Records from a data collection:

[START]

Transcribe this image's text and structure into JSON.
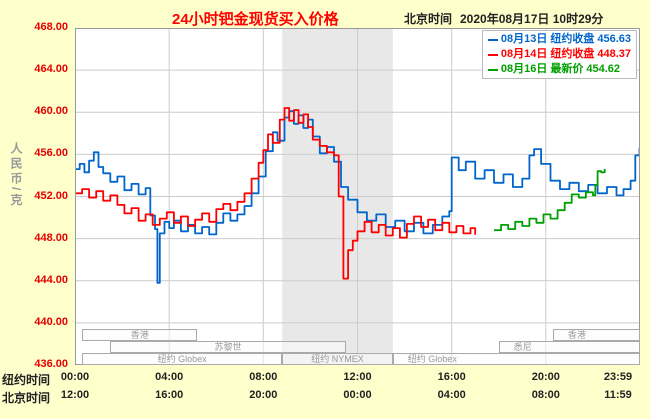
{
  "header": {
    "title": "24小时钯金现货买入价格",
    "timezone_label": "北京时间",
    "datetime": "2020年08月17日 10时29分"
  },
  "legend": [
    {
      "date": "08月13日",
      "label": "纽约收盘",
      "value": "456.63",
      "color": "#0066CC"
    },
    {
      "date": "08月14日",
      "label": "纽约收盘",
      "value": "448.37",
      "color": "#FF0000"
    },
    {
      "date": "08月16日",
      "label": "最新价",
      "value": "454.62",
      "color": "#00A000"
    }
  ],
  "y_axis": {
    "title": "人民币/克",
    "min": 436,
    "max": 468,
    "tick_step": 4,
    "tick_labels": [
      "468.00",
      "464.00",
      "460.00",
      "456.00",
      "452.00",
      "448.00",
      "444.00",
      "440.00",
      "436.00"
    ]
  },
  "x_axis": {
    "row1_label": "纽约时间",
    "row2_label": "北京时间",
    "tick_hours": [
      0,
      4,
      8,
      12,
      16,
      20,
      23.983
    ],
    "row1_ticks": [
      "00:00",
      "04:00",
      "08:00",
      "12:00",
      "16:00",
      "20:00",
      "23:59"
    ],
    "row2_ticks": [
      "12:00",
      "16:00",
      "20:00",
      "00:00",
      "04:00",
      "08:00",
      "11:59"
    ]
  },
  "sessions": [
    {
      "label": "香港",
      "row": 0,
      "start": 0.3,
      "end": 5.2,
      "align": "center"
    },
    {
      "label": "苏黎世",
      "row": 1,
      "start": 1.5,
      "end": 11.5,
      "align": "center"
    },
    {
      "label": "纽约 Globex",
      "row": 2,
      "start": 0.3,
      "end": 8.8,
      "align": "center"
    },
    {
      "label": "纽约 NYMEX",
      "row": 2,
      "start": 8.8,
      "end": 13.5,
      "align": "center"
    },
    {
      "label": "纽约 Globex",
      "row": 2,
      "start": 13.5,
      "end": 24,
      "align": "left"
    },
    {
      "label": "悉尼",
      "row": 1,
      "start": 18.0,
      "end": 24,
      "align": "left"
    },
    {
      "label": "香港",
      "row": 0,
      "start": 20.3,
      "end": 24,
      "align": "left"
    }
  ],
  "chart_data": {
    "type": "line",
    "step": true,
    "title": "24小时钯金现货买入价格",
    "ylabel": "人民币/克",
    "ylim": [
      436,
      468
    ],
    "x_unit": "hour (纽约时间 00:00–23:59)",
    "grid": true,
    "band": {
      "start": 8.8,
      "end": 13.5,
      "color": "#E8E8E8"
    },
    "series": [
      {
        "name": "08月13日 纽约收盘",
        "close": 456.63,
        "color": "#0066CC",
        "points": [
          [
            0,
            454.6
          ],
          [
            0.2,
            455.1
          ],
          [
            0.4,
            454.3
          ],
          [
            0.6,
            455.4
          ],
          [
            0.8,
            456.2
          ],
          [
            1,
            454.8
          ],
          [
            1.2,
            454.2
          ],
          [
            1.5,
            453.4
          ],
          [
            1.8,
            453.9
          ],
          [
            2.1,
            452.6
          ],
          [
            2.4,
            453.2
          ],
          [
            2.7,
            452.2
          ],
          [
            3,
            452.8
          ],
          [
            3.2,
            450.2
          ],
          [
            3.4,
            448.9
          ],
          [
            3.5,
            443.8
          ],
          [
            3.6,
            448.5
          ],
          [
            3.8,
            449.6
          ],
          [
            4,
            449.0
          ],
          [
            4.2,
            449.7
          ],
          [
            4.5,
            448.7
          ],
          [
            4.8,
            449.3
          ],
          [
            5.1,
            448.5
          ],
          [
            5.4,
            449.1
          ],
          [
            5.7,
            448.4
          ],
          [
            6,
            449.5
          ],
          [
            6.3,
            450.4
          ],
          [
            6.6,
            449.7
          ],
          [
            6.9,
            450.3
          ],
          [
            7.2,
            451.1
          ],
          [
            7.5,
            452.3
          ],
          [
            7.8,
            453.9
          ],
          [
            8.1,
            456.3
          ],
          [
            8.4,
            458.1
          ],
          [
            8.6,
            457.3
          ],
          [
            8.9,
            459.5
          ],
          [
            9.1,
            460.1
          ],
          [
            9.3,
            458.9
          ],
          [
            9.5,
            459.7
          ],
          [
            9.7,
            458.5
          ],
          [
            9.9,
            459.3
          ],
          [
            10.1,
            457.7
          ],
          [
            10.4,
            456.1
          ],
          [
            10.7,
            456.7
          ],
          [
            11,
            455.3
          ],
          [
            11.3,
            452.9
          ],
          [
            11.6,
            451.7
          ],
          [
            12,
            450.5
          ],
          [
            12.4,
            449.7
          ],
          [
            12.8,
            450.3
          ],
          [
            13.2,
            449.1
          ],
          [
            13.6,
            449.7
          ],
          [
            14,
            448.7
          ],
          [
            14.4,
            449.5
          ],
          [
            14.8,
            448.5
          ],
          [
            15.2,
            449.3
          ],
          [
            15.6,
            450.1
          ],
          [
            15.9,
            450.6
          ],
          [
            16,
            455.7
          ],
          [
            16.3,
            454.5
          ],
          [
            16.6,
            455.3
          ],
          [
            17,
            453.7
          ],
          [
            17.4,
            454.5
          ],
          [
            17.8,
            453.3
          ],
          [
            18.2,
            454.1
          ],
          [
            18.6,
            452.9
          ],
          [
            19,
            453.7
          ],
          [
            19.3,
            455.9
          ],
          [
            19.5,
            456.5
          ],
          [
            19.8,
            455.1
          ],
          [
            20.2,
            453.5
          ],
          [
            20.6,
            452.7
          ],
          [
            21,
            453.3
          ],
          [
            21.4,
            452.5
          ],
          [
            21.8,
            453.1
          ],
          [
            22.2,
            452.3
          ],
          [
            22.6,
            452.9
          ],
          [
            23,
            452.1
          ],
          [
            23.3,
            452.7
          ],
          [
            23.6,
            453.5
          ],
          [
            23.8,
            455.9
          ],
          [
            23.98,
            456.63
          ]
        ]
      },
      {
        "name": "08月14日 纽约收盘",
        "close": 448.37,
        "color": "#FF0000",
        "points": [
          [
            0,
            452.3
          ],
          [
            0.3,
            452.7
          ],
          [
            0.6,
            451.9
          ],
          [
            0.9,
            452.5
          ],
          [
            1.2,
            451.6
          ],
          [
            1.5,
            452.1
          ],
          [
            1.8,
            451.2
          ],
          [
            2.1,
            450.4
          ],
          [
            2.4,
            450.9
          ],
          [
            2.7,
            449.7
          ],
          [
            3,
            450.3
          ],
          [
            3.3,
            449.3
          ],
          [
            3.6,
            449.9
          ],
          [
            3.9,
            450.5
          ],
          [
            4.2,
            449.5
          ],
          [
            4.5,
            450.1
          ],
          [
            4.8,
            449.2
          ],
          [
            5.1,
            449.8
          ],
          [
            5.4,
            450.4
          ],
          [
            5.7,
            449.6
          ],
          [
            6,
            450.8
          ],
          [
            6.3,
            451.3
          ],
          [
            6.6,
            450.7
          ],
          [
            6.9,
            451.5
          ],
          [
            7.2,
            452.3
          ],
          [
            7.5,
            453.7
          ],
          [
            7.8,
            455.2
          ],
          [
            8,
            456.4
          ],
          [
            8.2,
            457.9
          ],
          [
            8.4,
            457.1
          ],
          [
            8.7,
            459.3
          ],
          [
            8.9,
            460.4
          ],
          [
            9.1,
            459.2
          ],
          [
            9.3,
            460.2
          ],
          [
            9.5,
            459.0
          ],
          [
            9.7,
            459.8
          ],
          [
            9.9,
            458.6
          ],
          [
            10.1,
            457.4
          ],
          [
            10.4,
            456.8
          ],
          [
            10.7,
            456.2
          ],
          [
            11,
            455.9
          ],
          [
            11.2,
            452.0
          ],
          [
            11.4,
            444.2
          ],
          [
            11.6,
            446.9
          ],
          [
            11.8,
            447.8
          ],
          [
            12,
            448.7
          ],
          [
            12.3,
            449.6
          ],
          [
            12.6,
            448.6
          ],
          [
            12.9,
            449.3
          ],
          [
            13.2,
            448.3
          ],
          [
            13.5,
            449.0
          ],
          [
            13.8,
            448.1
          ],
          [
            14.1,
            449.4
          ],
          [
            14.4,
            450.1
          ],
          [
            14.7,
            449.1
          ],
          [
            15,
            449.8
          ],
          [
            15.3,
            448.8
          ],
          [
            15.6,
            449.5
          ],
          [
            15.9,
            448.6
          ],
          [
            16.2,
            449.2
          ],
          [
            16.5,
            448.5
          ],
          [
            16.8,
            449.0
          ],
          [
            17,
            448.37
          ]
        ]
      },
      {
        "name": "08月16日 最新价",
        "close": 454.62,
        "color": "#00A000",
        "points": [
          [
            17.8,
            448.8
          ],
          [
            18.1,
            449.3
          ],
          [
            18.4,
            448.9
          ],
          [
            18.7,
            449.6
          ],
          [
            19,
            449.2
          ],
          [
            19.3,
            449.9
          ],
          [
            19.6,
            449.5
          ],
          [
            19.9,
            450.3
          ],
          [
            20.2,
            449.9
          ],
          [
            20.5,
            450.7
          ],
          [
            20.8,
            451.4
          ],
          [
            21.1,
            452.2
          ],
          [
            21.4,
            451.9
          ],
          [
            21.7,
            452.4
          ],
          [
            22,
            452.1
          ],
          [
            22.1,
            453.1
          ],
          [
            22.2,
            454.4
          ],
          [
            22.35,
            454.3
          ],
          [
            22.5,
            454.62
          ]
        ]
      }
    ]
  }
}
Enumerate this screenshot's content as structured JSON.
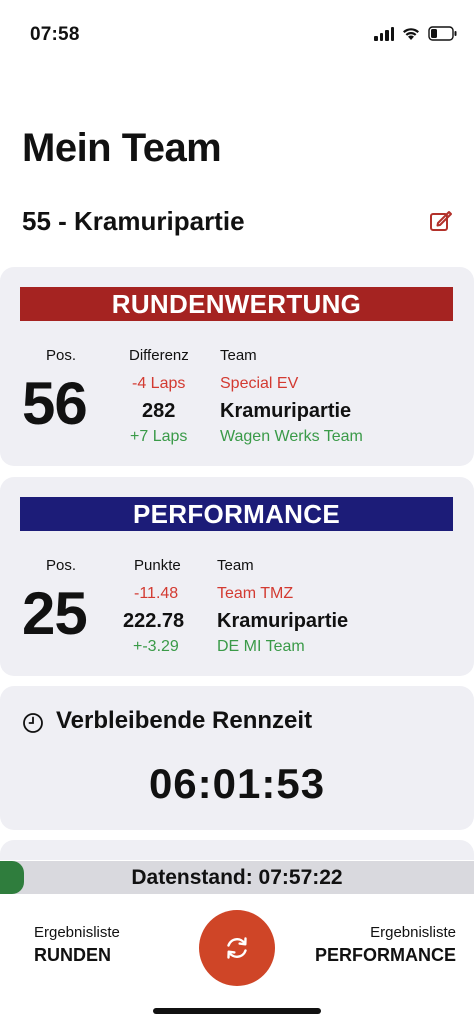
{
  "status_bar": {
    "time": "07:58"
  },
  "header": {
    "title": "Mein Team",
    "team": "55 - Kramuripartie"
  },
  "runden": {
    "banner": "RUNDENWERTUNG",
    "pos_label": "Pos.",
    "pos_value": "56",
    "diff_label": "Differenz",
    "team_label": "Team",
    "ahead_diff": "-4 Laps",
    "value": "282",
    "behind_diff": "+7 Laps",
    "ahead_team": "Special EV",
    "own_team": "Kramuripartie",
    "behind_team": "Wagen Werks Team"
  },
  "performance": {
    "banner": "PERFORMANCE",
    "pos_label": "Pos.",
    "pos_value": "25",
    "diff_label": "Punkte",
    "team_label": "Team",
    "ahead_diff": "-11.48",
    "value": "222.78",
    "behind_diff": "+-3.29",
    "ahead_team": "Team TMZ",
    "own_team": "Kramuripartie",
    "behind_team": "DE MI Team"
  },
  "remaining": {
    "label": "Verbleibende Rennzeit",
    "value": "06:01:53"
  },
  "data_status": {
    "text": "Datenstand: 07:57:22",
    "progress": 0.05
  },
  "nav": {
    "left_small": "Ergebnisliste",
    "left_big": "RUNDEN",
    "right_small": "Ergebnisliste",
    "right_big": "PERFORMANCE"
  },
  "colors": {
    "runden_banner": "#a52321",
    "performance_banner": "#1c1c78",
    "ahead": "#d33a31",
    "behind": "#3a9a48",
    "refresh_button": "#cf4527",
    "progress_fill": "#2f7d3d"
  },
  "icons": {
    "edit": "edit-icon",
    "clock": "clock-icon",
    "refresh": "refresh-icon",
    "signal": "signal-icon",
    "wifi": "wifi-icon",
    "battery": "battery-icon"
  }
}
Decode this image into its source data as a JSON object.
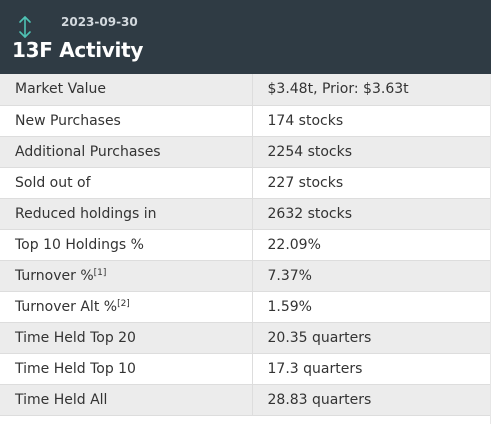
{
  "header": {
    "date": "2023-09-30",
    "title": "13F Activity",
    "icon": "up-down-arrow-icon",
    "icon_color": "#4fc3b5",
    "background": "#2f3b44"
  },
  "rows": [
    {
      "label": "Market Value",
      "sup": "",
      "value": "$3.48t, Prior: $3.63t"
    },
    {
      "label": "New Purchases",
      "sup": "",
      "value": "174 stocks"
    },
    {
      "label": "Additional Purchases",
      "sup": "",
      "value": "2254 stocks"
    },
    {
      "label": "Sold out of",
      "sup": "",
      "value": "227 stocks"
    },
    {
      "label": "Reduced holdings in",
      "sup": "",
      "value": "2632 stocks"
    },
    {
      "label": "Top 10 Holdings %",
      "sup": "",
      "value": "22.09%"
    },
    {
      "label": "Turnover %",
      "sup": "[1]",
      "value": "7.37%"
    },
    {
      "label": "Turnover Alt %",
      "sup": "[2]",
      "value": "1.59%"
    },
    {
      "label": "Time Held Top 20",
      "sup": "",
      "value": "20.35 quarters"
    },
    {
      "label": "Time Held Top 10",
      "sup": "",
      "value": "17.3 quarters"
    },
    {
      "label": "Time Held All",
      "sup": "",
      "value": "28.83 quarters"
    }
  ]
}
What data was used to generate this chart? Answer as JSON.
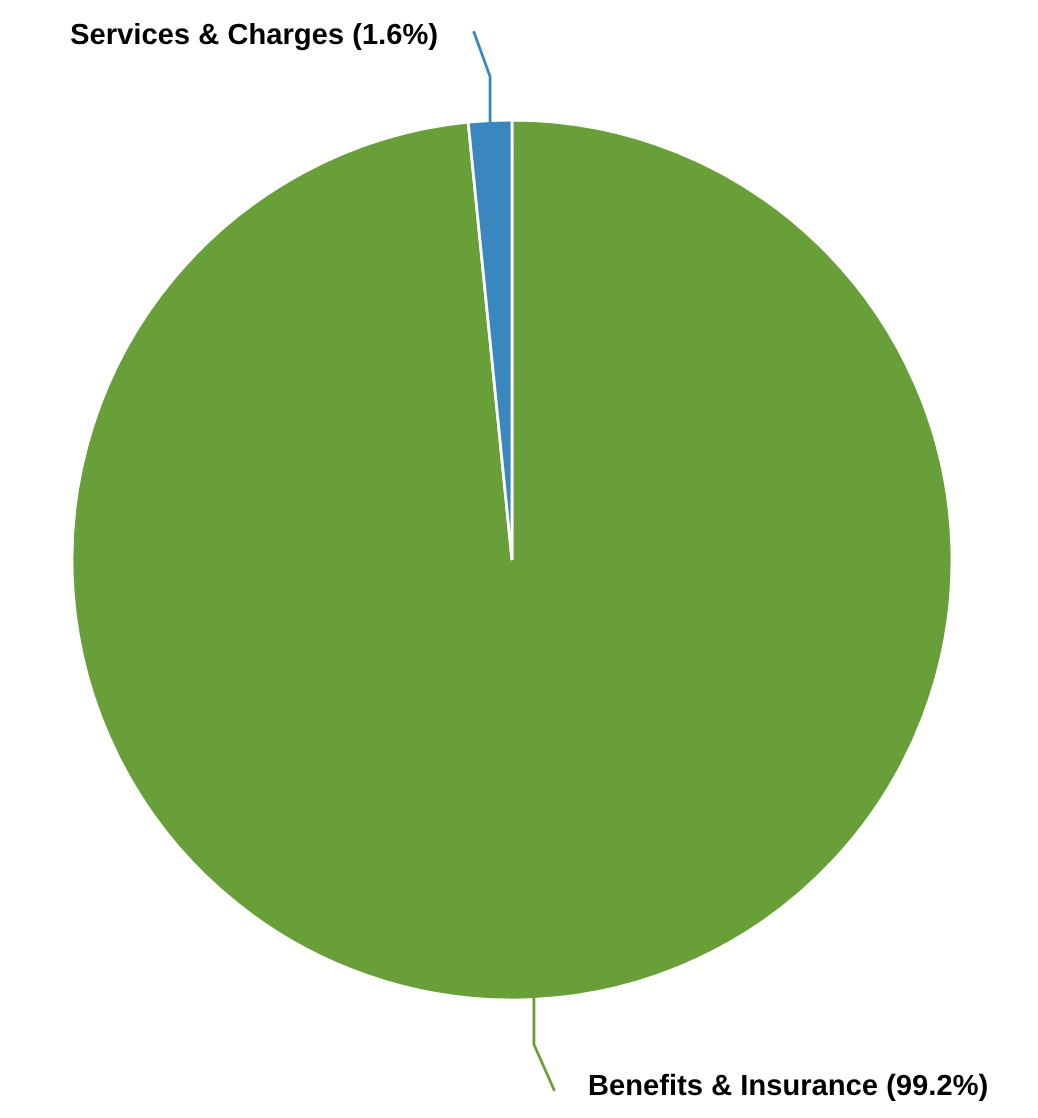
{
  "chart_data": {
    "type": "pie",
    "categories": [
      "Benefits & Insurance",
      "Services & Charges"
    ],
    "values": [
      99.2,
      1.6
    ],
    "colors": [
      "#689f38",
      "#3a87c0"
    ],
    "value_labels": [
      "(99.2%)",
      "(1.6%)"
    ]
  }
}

[END]

Task prompt:
Copy every line of the material in which the word "title" occurs.

Final result:
    "title": "24小时钯金现货买入价格",
    "title": "人民币/克",
    "title": "24小时钯金现货买入价格",
    "title": "Mein Team",
    "title": "13F Activity",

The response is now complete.